**Objective**
Write out all of the records precisely. Skip anything that is a picture.

**Data supplied**
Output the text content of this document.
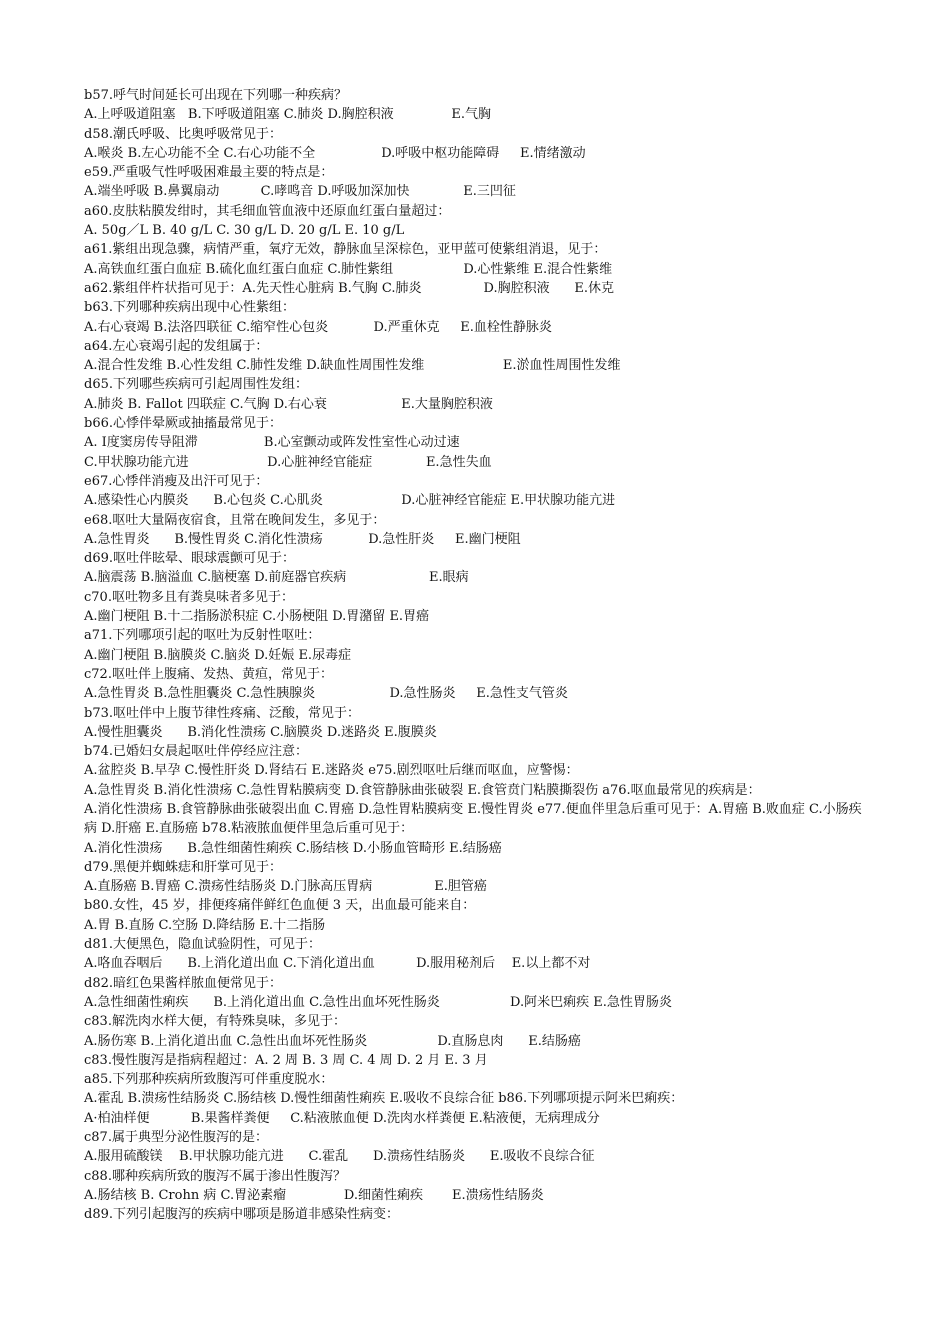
b57.呼气时间延长可出现在下列哪一种疾病？
A.上呼吸道阻塞   B.下呼吸道阻塞 C.肺炎 D.胸腔积液              E.气胸
d58.潮氏呼吸、比奥呼吸常见于：
A.喉炎 B.左心功能不全 C.右心功能不全                D.呼吸中枢功能障碍     E.情绪激动
e59.严重吸气性呼吸困难最主要的特点是：
A.端坐呼吸 B.鼻翼扇动          C.哮鸣音 D.呼吸加深加快             E.三凹征
a60.皮肤粘膜发绀时，其毛细血管血液中还原血红蛋白量超过：
A. 50g／L B. 40 g/L C. 30 g/L D. 20 g/L E. 10 g/L
a61.紫组出现急骤，病情严重，氧疗无效，静脉血呈深棕色，亚甲蓝可使紫组消退，见于：
A.高铁血红蛋白血症 B.硫化血红蛋白血症 C.肺性紫组                 D.心性紫维 E.混合性紫维
a62.紫组伴杵状指可见于：A.先天性心脏病 B.气胸 C.肺炎               D.胸腔积液      E.休克
b63.下列哪种疾病出现中心性紫组：
A.右心衰竭 B.法洛四联征 C.缩窄性心包炎           D.严重休克     E.血栓性静脉炎
a64.左心衰竭引起的发组属于：
A.混合性发维 B.心性发组 C.肺性发维 D.缺血性周围性发维                   E.淤血性周围性发维
d65.下列哪些疾病可引起周围性发组：
A.肺炎 B. Fallot 四联症 C.气胸 D.右心衰                  E.大量胸腔积液
b66.心悸伴晕厥或抽搐最常见于：
A. Ⅰ度窦房传导阻滞                B.心室颤动或阵发性室性心动过速
C.甲状腺功能亢进                   D.心脏神经官能症             E.急性失血
e67.心悸伴消瘦及出汗可见于：
A.感染性心内膜炎      B.心包炎 C.心肌炎                   D.心脏神经官能症 E.甲状腺功能亢进
e68.呕吐大量隔夜宿食，且常在晚间发生，多见于：
A.急性胃炎      B.慢性胃炎 C.消化性溃疡           D.急性肝炎     E.幽门梗阻
d69.呕吐伴眩晕、眼球震颤可见于：
A.脑震荡 B.脑溢血 C.脑梗塞 D.前庭器官疾病                    E.眼病
c70.呕吐物多且有粪臭味者多见于：
A.幽门梗阻 B.十二指肠淤积症 C.小肠梗阻 D.胃潴留 E.胃癌
a71.下列哪项引起的呕吐为反射性呕吐：
A.幽门梗阻 B.脑膜炎 C.脑炎 D.妊娠 E.尿毒症
c72.呕吐伴上腹痛、发热、黄疸，常见于：
A.急性胃炎 B.急性胆囊炎 C.急性胰腺炎                  D.急性肠炎     E.急性支气管炎
b73.呕吐伴中上腹节律性疼痛、泛酸，常见于：
A.慢性胆囊炎      B.消化性溃疡 C.脑膜炎 D.迷路炎 E.腹膜炎
b74.已婚妇女晨起呕吐伴停经应注意：
A.盆腔炎 B.早孕 C.慢性肝炎 D.肾结石 E.迷路炎 e75.剧烈呕吐后继而呕血，应警惕：
A.急性胃炎 B.消化性溃疡 C.急性胃粘膜病变 D.食管静脉曲张破裂 E.食管贲门粘膜撕裂伤 a76.呕血最常见的疾病是：
A.消化性溃疡 B.食管静脉曲张破裂出血 C.胃癌 D.急性胃粘膜病变 E.慢性胃炎 e77.便血伴里急后重可见于：A.胃癌 B.败血症 C.小肠疾病 D.肝癌 E.直肠癌 b78.粘液脓血便伴里急后重可见于：
A.消化性溃疡      B.急性细菌性痢疾 C.肠结核 D.小肠血管畸形 E.结肠癌
d79.黑便并蜘蛛痣和肝掌可见于：
A.直肠癌 B.胃癌 C.溃疡性结肠炎 D.门脉高压胃病               E.胆管癌
b80.女性，45 岁，排便疼痛伴鲜红色血便 3 天，出血最可能来自：
A.胃 B.直肠 C.空肠 D.降结肠 E.十二指肠
d81.大便黑色，隐血试验阴性，可见于：
A.咯血吞咽后      B.上消化道出血 C.下消化道出血          D.服用秘剂后    E.以上都不对
d82.暗红色果酱样脓血便常见于：
A.急性细菌性痢疾      B.上消化道出血 C.急性出血坏死性肠炎                 D.阿米巴痢疾 E.急性胃肠炎
c83.解洗肉水样大便，有特殊臭味，多见于：
A.肠伤寒 B.上消化道出血 C.急性出血坏死性肠炎                 D.直肠息肉      E.结肠癌
c83.慢性腹泻是指病程超过：A. 2 周 B. 3 周 C. 4 周 D. 2 月 E. 3 月
a85.下列那种疾病所致腹泻可伴重度脱水：
A.霍乱 B.溃疡性结肠炎 C.肠结核 D.慢性细菌性痢疾 E.吸收不良综合征 b86.下列哪项提示阿米巴痢疾：
A·柏油样便          B.果酱样粪便     C.粘液脓血便 D.洗肉水样粪便 E.粘液便，无病理成分
c87.属于典型分泌性腹泻的是：
A.服用硫酸镁    B.甲状腺功能亢进      C.霍乱      D.溃疡性结肠炎      E.吸收不良综合征
c88.哪种疾病所致的腹泻不属于渗出性腹泻？
A.肠结核 B. Crohn 病 C.胃泌素瘤              D.细菌性痢疾       E.溃疡性结肠炎
d89.下列引起腹泻的疾病中哪项是肠道非感染性病变：
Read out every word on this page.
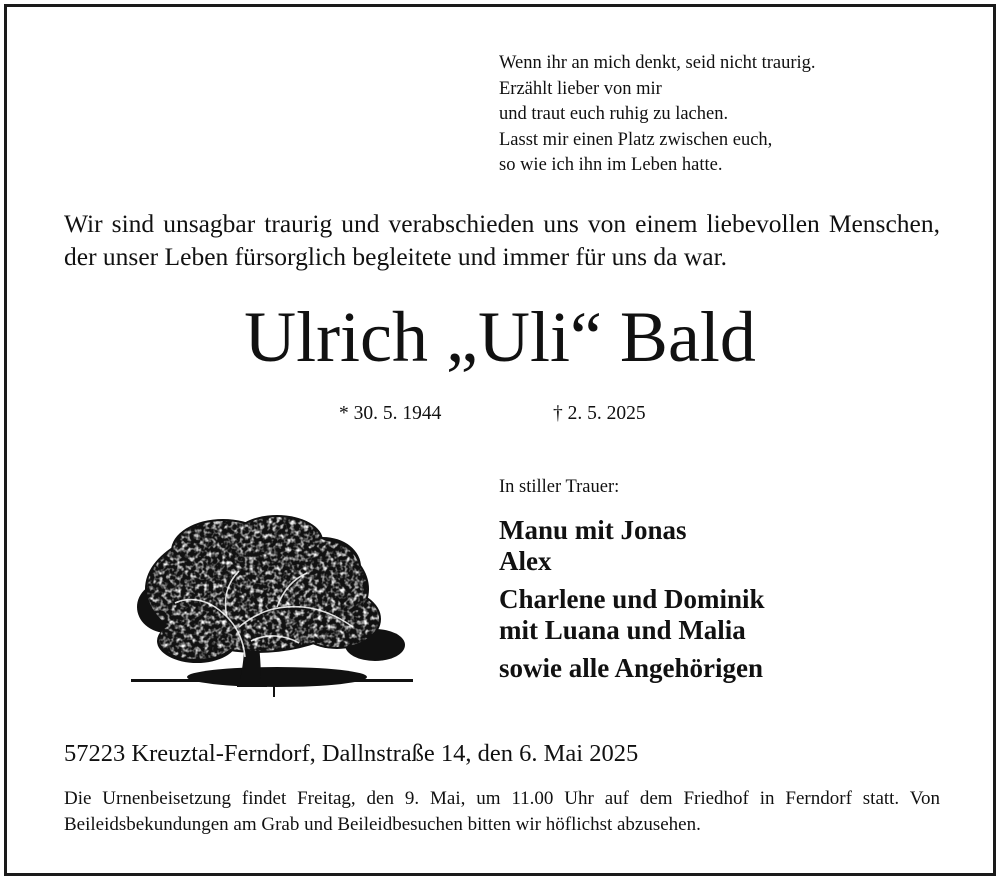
Wenn ihr an mich denkt, seid nicht traurig.
Erzählt lieber von mir
und traut euch ruhig zu lachen.
Lasst mir einen Platz zwischen euch,
so wie ich ihn im Leben hatte.
Wir sind unsagbar traurig und verabschieden uns von einem liebevollen Menschen, der unser Leben fürsorglich begleitete und immer für uns da war.
Ulrich „Uli“ Bald
* 30. 5. 1944	† 2. 5. 2025
In stiller Trauer:
Manu mit Jonas
Alex
Charlene und Dominik
mit Luana und Malia
sowie alle Angehörigen
57223 Kreuztal-Ferndorf, Dallnstraße 14, den 6. Mai 2025
Die Urnenbeisetzung findet Freitag, den 9. Mai, um 11.00 Uhr auf dem Friedhof in Ferndorf statt. Von Beileidsbekundungen am Grab und Beileidbesuchen bitten wir höflichst abzusehen.
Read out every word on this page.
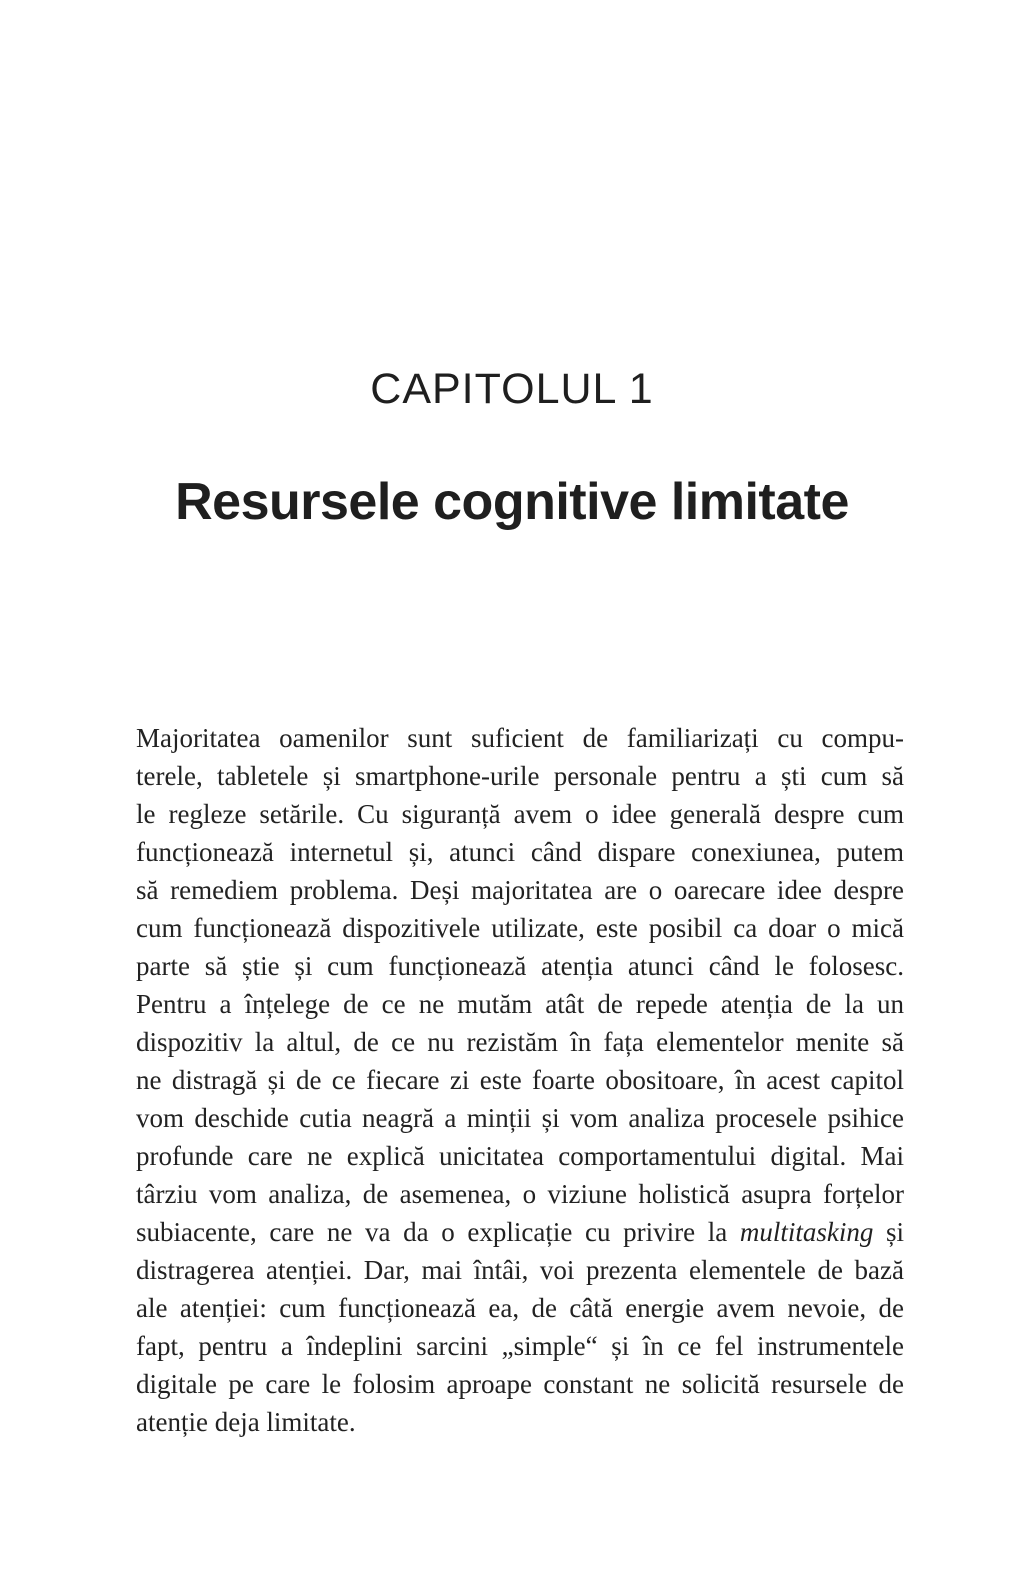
CAPITOLUL 1
Resursele cognitive limitate
Majoritatea oamenilor sunt suficient de familiarizați cu compu-
terele, tabletele și smartphone-urile personale pentru a ști cum să
le regleze setările. Cu siguranță avem o idee generală despre cum
funcționează internetul și, atunci când dispare conexiunea, putem
să remediem problema. Deși majoritatea are o oarecare idee despre
cum funcționează dispozitivele utilizate, este posibil ca doar o mică
parte să știe și cum funcționează atenția atunci când le folosesc.
Pentru a înțelege de ce ne mutăm atât de repede atenția de la un
dispozitiv la altul, de ce nu rezistăm în fața elementelor menite să
ne distragă și de ce fiecare zi este foarte obositoare, în acest capitol
vom deschide cutia neagră a minții și vom analiza procesele psihice
profunde care ne explică unicitatea comportamentului digital. Mai
târziu vom analiza, de asemenea, o viziune holistică asupra forțelor
subiacente, care ne va da o explicație cu privire la multitasking și
distragerea atenției. Dar, mai întâi, voi prezenta elementele de bază
ale atenției: cum funcționează ea, de câtă energie avem nevoie, de
fapt, pentru a îndeplini sarcini „simple“ și în ce fel instrumentele
digitale pe care le folosim aproape constant ne solicită resursele de
atenție deja limitate.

**Answer**
Output the text content of this document.
b57.呼气时间延长可出现在下列哪一种疾病？
A.上呼吸道阻塞   B.下呼吸道阻塞 C.肺炎 D.胸腔积液              E.气胸
d58.潮氏呼吸、比奥呼吸常见于：
A.喉炎 B.左心功能不全 C.右心功能不全                D.呼吸中枢功能障碍     E.情绪激动
e59.严重吸气性呼吸困难最主要的特点是：
A.端坐呼吸 B.鼻翼扇动          C.哮鸣音 D.呼吸加深加快             E.三凹征
a60.皮肤粘膜发绀时，其毛细血管血液中还原血红蛋白量超过：
A. 50g／L B. 40 g/L C. 30 g/L D. 20 g/L E. 10 g/L
a61.紫组出现急骤，病情严重，氧疗无效，静脉血呈深棕色，亚甲蓝可使紫组消退，见于：
A.高铁血红蛋白血症 B.硫化血红蛋白血症 C.肺性紫组                 D.心性紫维 E.混合性紫维
a62.紫组伴杵状指可见于：A.先天性心脏病 B.气胸 C.肺炎               D.胸腔积液      E.休克
b63.下列哪种疾病出现中心性紫组：
A.右心衰竭 B.法洛四联征 C.缩窄性心包炎           D.严重休克     E.血栓性静脉炎
a64.左心衰竭引起的发组属于：
A.混合性发维 B.心性发组 C.肺性发维 D.缺血性周围性发维                   E.淤血性周围性发维
d65.下列哪些疾病可引起周围性发组：
A.肺炎 B. Fallot 四联症 C.气胸 D.右心衰                  E.大量胸腔积液
b66.心悸伴晕厥或抽搐最常见于：
A. Ⅰ度窦房传导阻滞                B.心室颤动或阵发性室性心动过速
C.甲状腺功能亢进                   D.心脏神经官能症             E.急性失血
e67.心悸伴消瘦及出汗可见于：
A.感染性心内膜炎      B.心包炎 C.心肌炎                   D.心脏神经官能症 E.甲状腺功能亢进
e68.呕吐大量隔夜宿食，且常在晚间发生，多见于：
A.急性胃炎      B.慢性胃炎 C.消化性溃疡           D.急性肝炎     E.幽门梗阻
d69.呕吐伴眩晕、眼球震颤可见于：
A.脑震荡 B.脑溢血 C.脑梗塞 D.前庭器官疾病                    E.眼病
c70.呕吐物多且有粪臭味者多见于：
A.幽门梗阻 B.十二指肠淤积症 C.小肠梗阻 D.胃潴留 E.胃癌
a71.下列哪项引起的呕吐为反射性呕吐：
A.幽门梗阻 B.脑膜炎 C.脑炎 D.妊娠 E.尿毒症
c72.呕吐伴上腹痛、发热、黄疸，常见于：
A.急性胃炎 B.急性胆囊炎 C.急性胰腺炎                  D.急性肠炎     E.急性支气管炎
b73.呕吐伴中上腹节律性疼痛、泛酸，常见于：
A.慢性胆囊炎      B.消化性溃疡 C.脑膜炎 D.迷路炎 E.腹膜炎
b74.已婚妇女晨起呕吐伴停经应注意：
A.盆腔炎 B.早孕 C.慢性肝炎 D.肾结石 E.迷路炎 e75.剧烈呕吐后继而呕血，应警惕：
A.急性胃炎 B.消化性溃疡 C.急性胃粘膜病变 D.食管静脉曲张破裂 E.食管贲门粘膜撕裂伤 a76.呕血最常见的疾病是：
A.消化性溃疡 B.食管静脉曲张破裂出血 C.胃癌 D.急性胃粘膜病变 E.慢性胃炎 e77.便血伴里急后重可见于：A.胃癌 B.败血症 C.小肠疾病 D.肝癌 E.直肠癌 b78.粘液脓血便伴里急后重可见于：
A.消化性溃疡      B.急性细菌性痢疾 C.肠结核 D.小肠血管畸形 E.结肠癌
d79.黑便并蜘蛛痣和肝掌可见于：
A.直肠癌 B.胃癌 C.溃疡性结肠炎 D.门脉高压胃病               E.胆管癌
b80.女性，45 岁，排便疼痛伴鲜红色血便 3 天，出血最可能来自：
A.胃 B.直肠 C.空肠 D.降结肠 E.十二指肠
d81.大便黑色，隐血试验阴性，可见于：
A.咯血吞咽后      B.上消化道出血 C.下消化道出血          D.服用秘剂后    E.以上都不对
d82.暗红色果酱样脓血便常见于：
A.急性细菌性痢疾      B.上消化道出血 C.急性出血坏死性肠炎                 D.阿米巴痢疾 E.急性胃肠炎
c83.解洗肉水样大便，有特殊臭味，多见于：
A.肠伤寒 B.上消化道出血 C.急性出血坏死性肠炎                 D.直肠息肉      E.结肠癌
c83.慢性腹泻是指病程超过：A. 2 周 B. 3 周 C. 4 周 D. 2 月 E. 3 月
a85.下列那种疾病所致腹泻可伴重度脱水：
A.霍乱 B.溃疡性结肠炎 C.肠结核 D.慢性细菌性痢疾 E.吸收不良综合征 b86.下列哪项提示阿米巴痢疾：
A·柏油样便          B.果酱样粪便     C.粘液脓血便 D.洗肉水样粪便 E.粘液便，无病理成分
c87.属于典型分泌性腹泻的是：
A.服用硫酸镁    B.甲状腺功能亢进      C.霍乱      D.溃疡性结肠炎      E.吸收不良综合征
c88.哪种疾病所致的腹泻不属于渗出性腹泻？
A.肠结核 B. Crohn 病 C.胃泌素瘤              D.细菌性痢疾       E.溃疡性结肠炎
d89.下列引起腹泻的疾病中哪项是肠道非感染性病变：
Read out every word on this page.
Wenn ihr an mich denkt, seid nicht traurig.
Erzählt lieber von mir
und traut euch ruhig zu lachen.
Lasst mir einen Platz zwischen euch,
so wie ich ihn im Leben hatte.
Wir sind unsagbar traurig und verabschieden uns von einem liebevollen Menschen, der unser Leben fürsorglich begleitete und immer für uns da war.
Ulrich „Uli“ Bald
* 30. 5. 1944	† 2. 5. 2025
In stiller Trauer:
Manu mit Jonas
Alex
Charlene und Dominik
mit Luana und Malia
sowie alle Angehörigen
57223 Kreuztal-Ferndorf, Dallnstraße 14, den 6. Mai 2025
Die Urnenbeisetzung findet Freitag, den 9. Mai, um 11.00 Uhr auf dem Friedhof in Ferndorf statt. Von Beileidsbekundungen am Grab und Beileidbesuchen bitten wir höflichst abzusehen.
Read out every word on this page.
CAPITOLUL 1
Resursele cognitive limitate
Majoritatea oamenilor sunt suficient de familiarizați cu compu-
terele, tabletele și smartphone-urile personale pentru a ști cum să
le regleze setările. Cu siguranță avem o idee generală despre cum
funcționează internetul și, atunci când dispare conexiunea, putem
să remediem problema. Deși majoritatea are o oarecare idee despre
cum funcționează dispozitivele utilizate, este posibil ca doar o mică
parte să știe și cum funcționează atenția atunci când le folosesc.
Pentru a înțelege de ce ne mutăm atât de repede atenția de la un
dispozitiv la altul, de ce nu rezistăm în fața elementelor menite să
ne distragă și de ce fiecare zi este foarte obositoare, în acest capitol
vom deschide cutia neagră a minții și vom analiza procesele psihice
profunde care ne explică unicitatea comportamentului digital. Mai
târziu vom analiza, de asemenea, o viziune holistică asupra forțelor
subiacente, care ne va da o explicație cu privire la multitasking și
distragerea atenției. Dar, mai întâi, voi prezenta elementele de bază
ale atenției: cum funcționează ea, de câtă energie avem nevoie, de
fapt, pentru a îndeplini sarcini „simple“ și în ce fel instrumentele
digitale pe care le folosim aproape constant ne solicită resursele de
atenție deja limitate.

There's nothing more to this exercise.